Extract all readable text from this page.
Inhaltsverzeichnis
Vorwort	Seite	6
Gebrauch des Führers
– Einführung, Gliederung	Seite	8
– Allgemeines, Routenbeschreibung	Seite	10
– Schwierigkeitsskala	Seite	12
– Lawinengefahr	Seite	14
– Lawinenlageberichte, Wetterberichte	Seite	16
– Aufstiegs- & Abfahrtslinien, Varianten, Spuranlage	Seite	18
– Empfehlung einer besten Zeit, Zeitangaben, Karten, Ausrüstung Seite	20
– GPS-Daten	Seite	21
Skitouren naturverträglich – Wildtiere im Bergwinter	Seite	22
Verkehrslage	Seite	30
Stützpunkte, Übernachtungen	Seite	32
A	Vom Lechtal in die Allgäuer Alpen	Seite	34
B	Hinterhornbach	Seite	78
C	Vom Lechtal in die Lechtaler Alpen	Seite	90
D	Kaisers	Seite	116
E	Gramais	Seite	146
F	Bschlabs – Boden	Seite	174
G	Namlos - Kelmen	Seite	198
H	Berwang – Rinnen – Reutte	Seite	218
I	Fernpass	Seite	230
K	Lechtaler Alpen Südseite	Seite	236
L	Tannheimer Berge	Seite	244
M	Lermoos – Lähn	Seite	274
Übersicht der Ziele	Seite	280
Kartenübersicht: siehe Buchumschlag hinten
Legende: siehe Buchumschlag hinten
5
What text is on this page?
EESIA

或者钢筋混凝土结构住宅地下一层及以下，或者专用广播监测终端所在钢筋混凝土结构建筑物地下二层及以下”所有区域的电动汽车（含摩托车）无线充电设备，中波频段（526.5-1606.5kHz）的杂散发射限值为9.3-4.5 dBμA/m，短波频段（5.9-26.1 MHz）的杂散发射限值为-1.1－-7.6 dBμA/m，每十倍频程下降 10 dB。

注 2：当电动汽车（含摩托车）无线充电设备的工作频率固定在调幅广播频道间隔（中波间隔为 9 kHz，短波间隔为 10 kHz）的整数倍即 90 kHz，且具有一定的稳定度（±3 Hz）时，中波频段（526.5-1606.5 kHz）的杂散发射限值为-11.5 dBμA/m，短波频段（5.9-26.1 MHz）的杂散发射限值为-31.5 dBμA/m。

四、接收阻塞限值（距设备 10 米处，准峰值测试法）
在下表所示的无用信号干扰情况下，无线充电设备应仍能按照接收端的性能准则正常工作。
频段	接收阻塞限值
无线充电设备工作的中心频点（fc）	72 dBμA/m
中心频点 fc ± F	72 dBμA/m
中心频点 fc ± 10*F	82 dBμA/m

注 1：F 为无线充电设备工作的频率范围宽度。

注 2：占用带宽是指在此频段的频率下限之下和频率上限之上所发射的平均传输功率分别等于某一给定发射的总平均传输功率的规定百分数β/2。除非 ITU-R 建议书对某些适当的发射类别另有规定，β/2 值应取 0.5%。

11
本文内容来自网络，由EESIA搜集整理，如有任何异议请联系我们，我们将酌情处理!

EXERCISE AIM: Repeat the material above exactly.

TASK SOLUTION:
Extract all readable text from this page.
Inhaltsverzeichnis
Vorwort	Seite	6
Gebrauch des Führers
– Einführung, Gliederung	Seite	8
– Allgemeines, Routenbeschreibung	Seite	10
– Schwierigkeitsskala	Seite	12
– Lawinengefahr	Seite	14
– Lawinenlageberichte, Wetterberichte	Seite	16
– Aufstiegs- & Abfahrtslinien, Varianten, Spuranlage	Seite	18
– Empfehlung einer besten Zeit, Zeitangaben, Karten, Ausrüstung Seite	20
– GPS-Daten	Seite	21
Skitouren naturverträglich – Wildtiere im Bergwinter	Seite	22
Verkehrslage	Seite	30
Stützpunkte, Übernachtungen	Seite	32
A	Vom Lechtal in die Allgäuer Alpen	Seite	34
B	Hinterhornbach	Seite	78
C	Vom Lechtal in die Lechtaler Alpen	Seite	90
D	Kaisers	Seite	116
E	Gramais	Seite	146
F	Bschlabs – Boden	Seite	174
G	Namlos - Kelmen	Seite	198
H	Berwang – Rinnen – Reutte	Seite	218
I	Fernpass	Seite	230
K	Lechtaler Alpen Südseite	Seite	236
L	Tannheimer Berge	Seite	244
M	Lermoos – Lähn	Seite	274
Übersicht der Ziele	Seite	280
Kartenübersicht: siehe Buchumschlag hinten
Legende: siehe Buchumschlag hinten
5
What text is on this page?
EESIA

或者钢筋混凝土结构住宅地下一层及以下，或者专用广播监测终端所在钢筋混凝土结构建筑物地下二层及以下”所有区域的电动汽车（含摩托车）无线充电设备，中波频段（526.5-1606.5kHz）的杂散发射限值为9.3-4.5 dBμA/m，短波频段（5.9-26.1 MHz）的杂散发射限值为-1.1－-7.6 dBμA/m，每十倍频程下降 10 dB。

注 2：当电动汽车（含摩托车）无线充电设备的工作频率固定在调幅广播频道间隔（中波间隔为 9 kHz，短波间隔为 10 kHz）的整数倍即 90 kHz，且具有一定的稳定度（±3 Hz）时，中波频段（526.5-1606.5 kHz）的杂散发射限值为-11.5 dBμA/m，短波频段（5.9-26.1 MHz）的杂散发射限值为-31.5 dBμA/m。

四、接收阻塞限值（距设备 10 米处，准峰值测试法）
在下表所示的无用信号干扰情况下，无线充电设备应仍能按照接收端的性能准则正常工作。
频段	接收阻塞限值
无线充电设备工作的中心频点（fc）	72 dBμA/m
中心频点 fc ± F	72 dBμA/m
中心频点 fc ± 10*F	82 dBμA/m

注 1：F 为无线充电设备工作的频率范围宽度。

注 2：占用带宽是指在此频段的频率下限之下和频率上限之上所发射的平均传输功率分别等于某一给定发射的总平均传输功率的规定百分数β/2。除非 ITU-R 建议书对某些适当的发射类别另有规定，β/2 值应取 0.5%。

11
本文内容来自网络，由EESIA搜集整理，如有任何异议请联系我们，我们将酌情处理!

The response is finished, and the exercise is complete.